Your reply should be a single number: how many lines contain the string "JSON".

* BEGIN PROVIDED DATA *

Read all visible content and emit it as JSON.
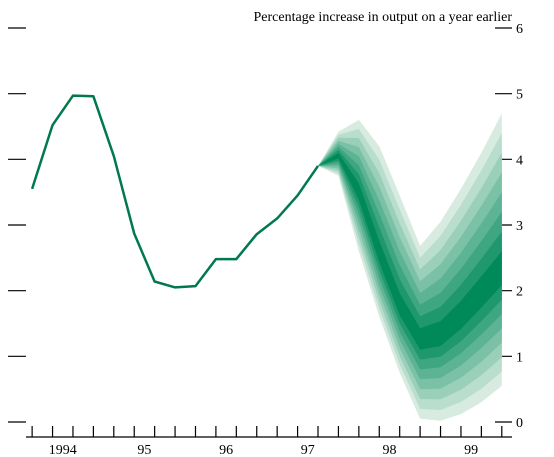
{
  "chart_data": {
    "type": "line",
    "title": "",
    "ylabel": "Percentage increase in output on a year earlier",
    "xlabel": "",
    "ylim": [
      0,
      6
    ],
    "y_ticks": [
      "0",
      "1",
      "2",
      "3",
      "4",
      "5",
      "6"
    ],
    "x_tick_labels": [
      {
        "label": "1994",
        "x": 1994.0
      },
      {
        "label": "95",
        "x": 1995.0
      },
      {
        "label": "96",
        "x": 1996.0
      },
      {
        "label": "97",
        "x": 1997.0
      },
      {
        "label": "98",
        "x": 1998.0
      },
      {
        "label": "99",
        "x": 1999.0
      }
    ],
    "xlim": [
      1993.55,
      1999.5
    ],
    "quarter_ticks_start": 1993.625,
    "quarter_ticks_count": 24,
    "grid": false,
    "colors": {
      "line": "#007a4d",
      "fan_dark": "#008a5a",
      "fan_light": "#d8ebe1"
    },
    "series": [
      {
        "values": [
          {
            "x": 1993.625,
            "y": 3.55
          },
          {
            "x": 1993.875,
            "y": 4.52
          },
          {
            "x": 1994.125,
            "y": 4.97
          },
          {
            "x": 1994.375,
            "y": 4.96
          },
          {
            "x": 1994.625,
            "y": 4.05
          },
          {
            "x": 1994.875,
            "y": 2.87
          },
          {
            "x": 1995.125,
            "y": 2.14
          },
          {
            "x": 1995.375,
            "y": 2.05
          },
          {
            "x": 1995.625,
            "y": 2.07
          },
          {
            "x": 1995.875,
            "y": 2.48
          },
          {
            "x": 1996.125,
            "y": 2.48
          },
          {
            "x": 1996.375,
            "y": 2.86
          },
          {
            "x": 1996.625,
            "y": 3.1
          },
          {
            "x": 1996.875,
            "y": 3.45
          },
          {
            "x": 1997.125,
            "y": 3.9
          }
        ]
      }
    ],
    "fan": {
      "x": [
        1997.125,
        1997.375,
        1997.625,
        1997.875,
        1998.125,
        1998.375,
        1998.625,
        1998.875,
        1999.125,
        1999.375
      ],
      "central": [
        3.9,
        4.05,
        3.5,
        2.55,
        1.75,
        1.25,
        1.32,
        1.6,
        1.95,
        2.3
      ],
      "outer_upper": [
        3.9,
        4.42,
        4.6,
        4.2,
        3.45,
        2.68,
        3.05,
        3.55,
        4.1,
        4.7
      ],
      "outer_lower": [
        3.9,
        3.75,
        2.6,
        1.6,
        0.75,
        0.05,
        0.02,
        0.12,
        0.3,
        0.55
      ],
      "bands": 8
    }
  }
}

* END PROVIDED DATA *
* BEGIN PROVIDED DATA *

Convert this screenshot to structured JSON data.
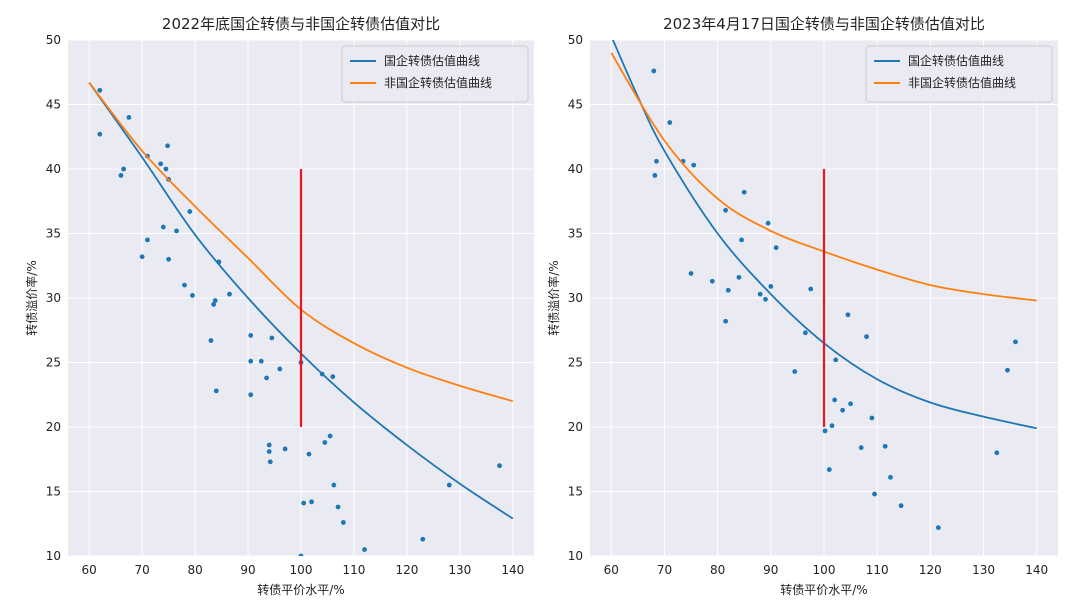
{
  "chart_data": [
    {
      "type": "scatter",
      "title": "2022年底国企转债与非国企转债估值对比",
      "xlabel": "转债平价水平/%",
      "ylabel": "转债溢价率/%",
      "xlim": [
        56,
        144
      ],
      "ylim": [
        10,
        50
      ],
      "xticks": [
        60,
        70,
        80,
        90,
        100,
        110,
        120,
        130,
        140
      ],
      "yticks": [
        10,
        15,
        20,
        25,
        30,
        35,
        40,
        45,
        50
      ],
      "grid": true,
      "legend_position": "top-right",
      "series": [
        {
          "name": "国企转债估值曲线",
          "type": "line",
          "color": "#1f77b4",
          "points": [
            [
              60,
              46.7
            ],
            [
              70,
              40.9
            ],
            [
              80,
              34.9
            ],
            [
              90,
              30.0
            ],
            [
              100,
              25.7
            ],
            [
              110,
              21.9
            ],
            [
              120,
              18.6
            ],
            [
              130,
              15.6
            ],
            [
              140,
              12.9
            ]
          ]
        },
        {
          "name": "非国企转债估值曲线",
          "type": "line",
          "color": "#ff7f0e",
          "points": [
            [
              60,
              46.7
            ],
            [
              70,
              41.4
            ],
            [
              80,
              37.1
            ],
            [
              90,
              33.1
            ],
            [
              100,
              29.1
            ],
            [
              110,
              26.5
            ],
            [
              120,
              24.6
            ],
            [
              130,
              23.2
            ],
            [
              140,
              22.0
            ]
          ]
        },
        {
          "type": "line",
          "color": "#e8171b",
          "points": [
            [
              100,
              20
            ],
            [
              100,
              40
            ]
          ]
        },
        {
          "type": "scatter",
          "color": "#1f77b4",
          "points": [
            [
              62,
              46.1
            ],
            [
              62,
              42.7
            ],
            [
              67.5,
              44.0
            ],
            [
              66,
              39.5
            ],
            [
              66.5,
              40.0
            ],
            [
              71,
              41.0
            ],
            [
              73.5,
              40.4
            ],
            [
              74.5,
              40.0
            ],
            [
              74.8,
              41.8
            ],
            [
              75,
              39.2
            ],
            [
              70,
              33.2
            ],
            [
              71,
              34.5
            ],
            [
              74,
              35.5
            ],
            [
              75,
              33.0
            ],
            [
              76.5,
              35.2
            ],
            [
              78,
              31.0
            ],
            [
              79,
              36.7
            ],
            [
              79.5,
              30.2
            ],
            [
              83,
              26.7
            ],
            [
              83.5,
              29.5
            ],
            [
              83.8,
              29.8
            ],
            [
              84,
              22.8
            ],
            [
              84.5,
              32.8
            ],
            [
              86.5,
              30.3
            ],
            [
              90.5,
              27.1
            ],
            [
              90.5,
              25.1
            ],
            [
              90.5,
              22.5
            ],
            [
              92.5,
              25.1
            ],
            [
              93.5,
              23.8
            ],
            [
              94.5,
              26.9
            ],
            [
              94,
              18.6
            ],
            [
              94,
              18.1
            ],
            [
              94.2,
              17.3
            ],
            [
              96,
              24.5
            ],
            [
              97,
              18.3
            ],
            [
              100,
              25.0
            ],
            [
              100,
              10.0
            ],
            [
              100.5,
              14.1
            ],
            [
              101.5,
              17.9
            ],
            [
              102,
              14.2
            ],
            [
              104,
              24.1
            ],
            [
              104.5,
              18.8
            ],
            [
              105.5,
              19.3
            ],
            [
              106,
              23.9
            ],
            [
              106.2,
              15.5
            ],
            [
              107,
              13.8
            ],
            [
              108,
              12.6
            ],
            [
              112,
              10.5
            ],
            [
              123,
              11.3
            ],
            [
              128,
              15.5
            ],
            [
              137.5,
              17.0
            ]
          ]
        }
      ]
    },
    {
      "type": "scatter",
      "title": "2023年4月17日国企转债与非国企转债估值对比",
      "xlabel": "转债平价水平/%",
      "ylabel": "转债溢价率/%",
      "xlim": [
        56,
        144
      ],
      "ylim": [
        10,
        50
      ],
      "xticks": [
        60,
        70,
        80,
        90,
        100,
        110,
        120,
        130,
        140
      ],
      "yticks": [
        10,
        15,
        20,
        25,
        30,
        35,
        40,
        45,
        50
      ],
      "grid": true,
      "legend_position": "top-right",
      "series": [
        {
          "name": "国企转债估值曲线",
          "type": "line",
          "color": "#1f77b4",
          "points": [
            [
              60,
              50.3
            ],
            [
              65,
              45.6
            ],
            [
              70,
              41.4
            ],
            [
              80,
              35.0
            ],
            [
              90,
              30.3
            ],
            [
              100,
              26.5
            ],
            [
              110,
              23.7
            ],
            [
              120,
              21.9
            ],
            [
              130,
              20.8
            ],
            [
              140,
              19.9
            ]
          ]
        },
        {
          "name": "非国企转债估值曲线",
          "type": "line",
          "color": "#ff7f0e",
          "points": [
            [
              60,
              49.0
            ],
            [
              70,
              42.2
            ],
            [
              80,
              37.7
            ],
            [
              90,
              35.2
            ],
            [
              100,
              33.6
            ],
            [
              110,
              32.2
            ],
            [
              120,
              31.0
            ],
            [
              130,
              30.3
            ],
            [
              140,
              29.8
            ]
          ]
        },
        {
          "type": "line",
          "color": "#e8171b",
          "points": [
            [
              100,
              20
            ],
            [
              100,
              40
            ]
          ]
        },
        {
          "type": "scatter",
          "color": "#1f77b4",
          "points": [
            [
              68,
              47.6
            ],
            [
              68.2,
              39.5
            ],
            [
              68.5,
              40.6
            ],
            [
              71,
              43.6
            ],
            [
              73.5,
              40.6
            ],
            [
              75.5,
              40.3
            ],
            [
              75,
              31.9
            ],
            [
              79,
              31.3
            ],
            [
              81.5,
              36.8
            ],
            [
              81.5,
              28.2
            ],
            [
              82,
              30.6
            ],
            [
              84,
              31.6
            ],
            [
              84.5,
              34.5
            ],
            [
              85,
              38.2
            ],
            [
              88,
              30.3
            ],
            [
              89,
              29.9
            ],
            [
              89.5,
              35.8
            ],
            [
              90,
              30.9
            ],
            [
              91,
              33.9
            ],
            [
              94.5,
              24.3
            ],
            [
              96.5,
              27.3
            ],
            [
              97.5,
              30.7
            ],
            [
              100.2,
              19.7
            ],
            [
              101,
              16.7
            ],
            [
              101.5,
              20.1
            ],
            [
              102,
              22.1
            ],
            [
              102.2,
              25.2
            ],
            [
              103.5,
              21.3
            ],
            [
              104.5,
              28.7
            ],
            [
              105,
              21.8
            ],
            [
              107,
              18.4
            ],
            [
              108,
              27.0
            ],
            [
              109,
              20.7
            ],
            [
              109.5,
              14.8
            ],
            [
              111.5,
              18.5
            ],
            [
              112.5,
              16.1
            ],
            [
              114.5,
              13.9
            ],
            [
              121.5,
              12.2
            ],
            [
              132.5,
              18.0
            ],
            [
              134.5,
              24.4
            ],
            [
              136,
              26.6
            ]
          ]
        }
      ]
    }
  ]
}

* END PROVIDED DATA *

» RESULT
2